• Directive
Count every line of the material that holds the string "data". Respond with the total only.

=== Information provided ===

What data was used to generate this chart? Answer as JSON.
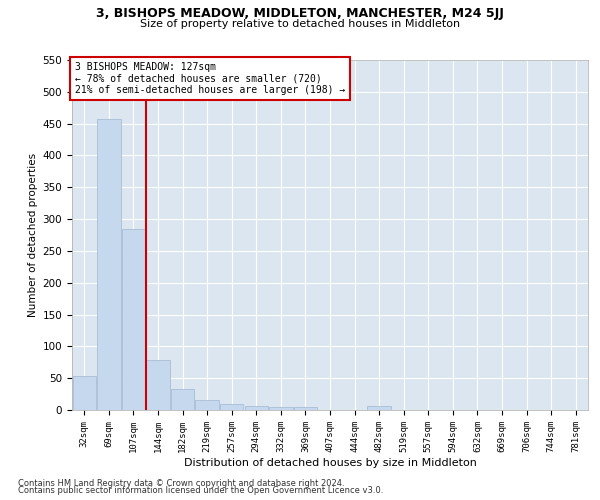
{
  "title_line1": "3, BISHOPS MEADOW, MIDDLETON, MANCHESTER, M24 5JJ",
  "title_line2": "Size of property relative to detached houses in Middleton",
  "xlabel": "Distribution of detached houses by size in Middleton",
  "ylabel": "Number of detached properties",
  "footnote1": "Contains HM Land Registry data © Crown copyright and database right 2024.",
  "footnote2": "Contains public sector information licensed under the Open Government Licence v3.0.",
  "bar_labels": [
    "32sqm",
    "69sqm",
    "107sqm",
    "144sqm",
    "182sqm",
    "219sqm",
    "257sqm",
    "294sqm",
    "332sqm",
    "369sqm",
    "407sqm",
    "444sqm",
    "482sqm",
    "519sqm",
    "557sqm",
    "594sqm",
    "632sqm",
    "669sqm",
    "706sqm",
    "744sqm",
    "781sqm"
  ],
  "bar_values": [
    53,
    457,
    285,
    78,
    33,
    15,
    10,
    6,
    5,
    5,
    0,
    0,
    6,
    0,
    0,
    0,
    0,
    0,
    0,
    0,
    0
  ],
  "bar_color": "#c5d8ed",
  "bar_edge_color": "#a0b8d0",
  "property_label": "3 BISHOPS MEADOW: 127sqm",
  "annotation_line1": "← 78% of detached houses are smaller (720)",
  "annotation_line2": "21% of semi-detached houses are larger (198) →",
  "vline_color": "#cc0000",
  "annotation_box_color": "#cc0000",
  "ylim": [
    0,
    550
  ],
  "yticks": [
    0,
    50,
    100,
    150,
    200,
    250,
    300,
    350,
    400,
    450,
    500,
    550
  ],
  "background_color": "#dce6f0",
  "grid_color": "#ffffff",
  "fig_background": "#ffffff"
}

===

• Written solution
2